◆ Arbeitsauftrag ◆
Führen Sie die Rede zum Kommunalwahlrecht für alle im Anschluss an ihren letzten Satz weiter.

---------- Text ----------

Alle mit dauerhaftem Lebensmittelpunkt in Deutschland sollen das kommunale Wahlrecht erhalten

Es gilt das gesprochene Wort!

 

TOP 28 – Kommunalwahlrecht für alle einführen

 

Dazu sagt der innenpolitische Sprecher der Landtagsfraktion von Bündnis 90/Die Grünen, Burkhard Peters:

 

Sehr geehrte Damen und Herren,

 

lieber Kollege Harms. Bekanntlich rennen Sie mit diesem Antrag bei uns Grünen offene Türen ein. Bereits im Koalitionsvertrag der Küstenkoalition aus dem Jahr 2012 hieß es: „Wir bekennen uns zu der Einführung eines allgemeinen Ausländerwahlrechts auf kommunaler und Landesebene für alle Menschen in Schleswig-Holstein. Hierfür werden wir uns im Bundesrat stark machen und das Thema auf die Agenda der Integrationsministerkonferenz setzen. Ziel ist es, einen rechtssicheren Weg zu finden, der das Wahlrecht für Nicht-Deutsche möglich macht.“

 

Der Umsetzung dieser Koalitionsvereinbarung machte seinerzeit eine Entscheidung des Staatsgerichtshofes Bremen aus dem Jahr 2014 einen Strich durch die Rechnung. Dort wurde ein entsprechendes Koalitionsvorhaben von SPD und Grünen leider gekippt. Staatsvolk im Sinne der wahlrechtlichen Bestimmungen des Grundgesetzes sei nun einmal nur das deutsche Volk, und das gelte auch in den Landesverfassungen.

---------- Erfasste Angaben ----------

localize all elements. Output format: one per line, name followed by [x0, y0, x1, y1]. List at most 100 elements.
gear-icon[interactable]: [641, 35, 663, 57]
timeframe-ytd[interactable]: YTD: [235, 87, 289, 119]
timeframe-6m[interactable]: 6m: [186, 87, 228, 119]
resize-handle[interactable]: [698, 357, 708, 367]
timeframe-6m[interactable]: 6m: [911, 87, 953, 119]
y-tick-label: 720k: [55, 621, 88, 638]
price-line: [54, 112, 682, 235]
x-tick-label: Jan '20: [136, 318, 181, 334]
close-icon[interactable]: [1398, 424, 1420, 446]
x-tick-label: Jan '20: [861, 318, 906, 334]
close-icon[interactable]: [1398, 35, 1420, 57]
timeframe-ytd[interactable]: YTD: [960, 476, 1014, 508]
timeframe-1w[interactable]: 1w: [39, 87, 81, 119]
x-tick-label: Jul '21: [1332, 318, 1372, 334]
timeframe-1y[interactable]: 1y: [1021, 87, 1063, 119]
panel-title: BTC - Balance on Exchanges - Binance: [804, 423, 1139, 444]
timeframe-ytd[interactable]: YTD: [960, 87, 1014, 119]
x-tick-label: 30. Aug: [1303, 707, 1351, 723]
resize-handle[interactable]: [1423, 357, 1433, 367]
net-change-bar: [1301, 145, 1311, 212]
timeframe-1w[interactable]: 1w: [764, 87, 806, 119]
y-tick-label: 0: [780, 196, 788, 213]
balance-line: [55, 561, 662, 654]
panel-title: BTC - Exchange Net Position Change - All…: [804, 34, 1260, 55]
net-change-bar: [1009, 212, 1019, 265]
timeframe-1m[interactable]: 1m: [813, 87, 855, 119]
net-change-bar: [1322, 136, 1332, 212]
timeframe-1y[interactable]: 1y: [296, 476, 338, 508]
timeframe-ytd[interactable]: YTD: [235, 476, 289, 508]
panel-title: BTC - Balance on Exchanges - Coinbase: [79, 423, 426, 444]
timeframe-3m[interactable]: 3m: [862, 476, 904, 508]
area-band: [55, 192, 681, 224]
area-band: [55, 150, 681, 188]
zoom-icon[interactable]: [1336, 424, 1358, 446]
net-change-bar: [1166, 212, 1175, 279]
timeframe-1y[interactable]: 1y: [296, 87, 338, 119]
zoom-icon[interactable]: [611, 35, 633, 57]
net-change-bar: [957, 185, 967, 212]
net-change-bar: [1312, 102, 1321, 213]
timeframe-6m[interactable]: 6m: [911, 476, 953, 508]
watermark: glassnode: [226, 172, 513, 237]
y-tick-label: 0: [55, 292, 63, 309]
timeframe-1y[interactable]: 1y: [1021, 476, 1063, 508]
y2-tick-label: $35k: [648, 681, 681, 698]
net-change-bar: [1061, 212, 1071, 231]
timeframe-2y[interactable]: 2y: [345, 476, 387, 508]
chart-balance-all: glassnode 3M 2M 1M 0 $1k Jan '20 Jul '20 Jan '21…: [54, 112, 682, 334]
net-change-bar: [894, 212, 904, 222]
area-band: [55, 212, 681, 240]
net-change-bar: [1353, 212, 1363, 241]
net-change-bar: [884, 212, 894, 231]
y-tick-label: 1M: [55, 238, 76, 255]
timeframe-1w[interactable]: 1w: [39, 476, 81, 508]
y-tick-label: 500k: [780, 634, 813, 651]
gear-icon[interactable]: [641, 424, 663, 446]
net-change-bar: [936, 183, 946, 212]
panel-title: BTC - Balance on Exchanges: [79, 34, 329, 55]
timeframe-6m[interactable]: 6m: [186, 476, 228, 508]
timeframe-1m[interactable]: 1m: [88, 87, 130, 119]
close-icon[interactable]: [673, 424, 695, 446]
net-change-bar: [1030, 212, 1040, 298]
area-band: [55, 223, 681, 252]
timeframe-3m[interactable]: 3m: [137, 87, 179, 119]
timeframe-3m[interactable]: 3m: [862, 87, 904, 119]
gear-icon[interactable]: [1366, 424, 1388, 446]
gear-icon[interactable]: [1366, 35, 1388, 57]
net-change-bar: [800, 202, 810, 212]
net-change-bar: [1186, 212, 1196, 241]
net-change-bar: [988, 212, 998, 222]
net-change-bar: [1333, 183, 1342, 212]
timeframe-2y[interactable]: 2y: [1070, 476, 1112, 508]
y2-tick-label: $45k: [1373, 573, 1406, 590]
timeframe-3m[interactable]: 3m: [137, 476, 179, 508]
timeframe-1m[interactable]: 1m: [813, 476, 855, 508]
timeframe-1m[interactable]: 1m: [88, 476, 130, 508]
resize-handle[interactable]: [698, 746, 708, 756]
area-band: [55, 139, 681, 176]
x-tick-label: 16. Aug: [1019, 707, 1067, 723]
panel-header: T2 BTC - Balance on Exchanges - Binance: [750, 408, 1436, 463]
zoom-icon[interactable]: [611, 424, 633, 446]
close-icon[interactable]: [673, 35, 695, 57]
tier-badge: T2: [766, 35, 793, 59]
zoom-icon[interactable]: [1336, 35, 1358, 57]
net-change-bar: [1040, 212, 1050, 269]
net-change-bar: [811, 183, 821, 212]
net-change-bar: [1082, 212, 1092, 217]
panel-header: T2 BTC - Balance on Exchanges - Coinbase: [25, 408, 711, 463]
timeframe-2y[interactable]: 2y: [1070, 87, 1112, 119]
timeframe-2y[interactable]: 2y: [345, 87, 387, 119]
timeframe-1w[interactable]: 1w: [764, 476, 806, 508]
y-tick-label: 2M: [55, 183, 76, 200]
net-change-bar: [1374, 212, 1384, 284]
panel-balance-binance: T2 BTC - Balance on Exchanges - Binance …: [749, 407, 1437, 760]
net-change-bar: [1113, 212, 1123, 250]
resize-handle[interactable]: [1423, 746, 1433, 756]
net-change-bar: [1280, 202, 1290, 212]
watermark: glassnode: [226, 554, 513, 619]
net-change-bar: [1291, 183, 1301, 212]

----------

◆ Ergebnis der Aufgabe ◆
Grundlage dafür ist ein Urteil des Bundesverfassungsgerichts aus dem Jahre 1990, nach dem ausschließlich nur Deutsche berechtigt seien, die Vertretungen der kommunalen Gebietskörperschaften zu wählen. Dies beruhe darauf, dass auch für Kommunalvertretungen die Einheitlichkeit der demokratischen Legitimationsgrundlage des Wahlrechts gelte. Pikanter Weise erging diese Entscheidung auf Antrag der Mitglieder der CDU-Bundestagsfraktion gegen eine Änderung des Gemeinde- und Kreiswahlgesetzes in Schleswig-Holstein im Jahr 1989, durch welche Angehörigen der Staaten Dänemark, Irland, Niederlande, Norwegen, Schweden und Schweiz ein aktives Kommunalwahlrecht bei Vorliegen eines gesicherten Aufenthaltsrechts zugestanden worden war.

 

Die schon damals bestehenden Fronten in der Frage bestehen bis heute fort, auch in der Jamaikakoalition. CDU ist nach wie vor strikt dagegen. Bei der FDP ist die Lage nicht ganz klar. In Niedersachsen war die FDP 2016 zusammen mit SPD und Grünen für eine entsprechende Bundesratsinitiative zur Änderung des Grundgesetzes, in Nordrhein-Westfalen 2017 dagegen.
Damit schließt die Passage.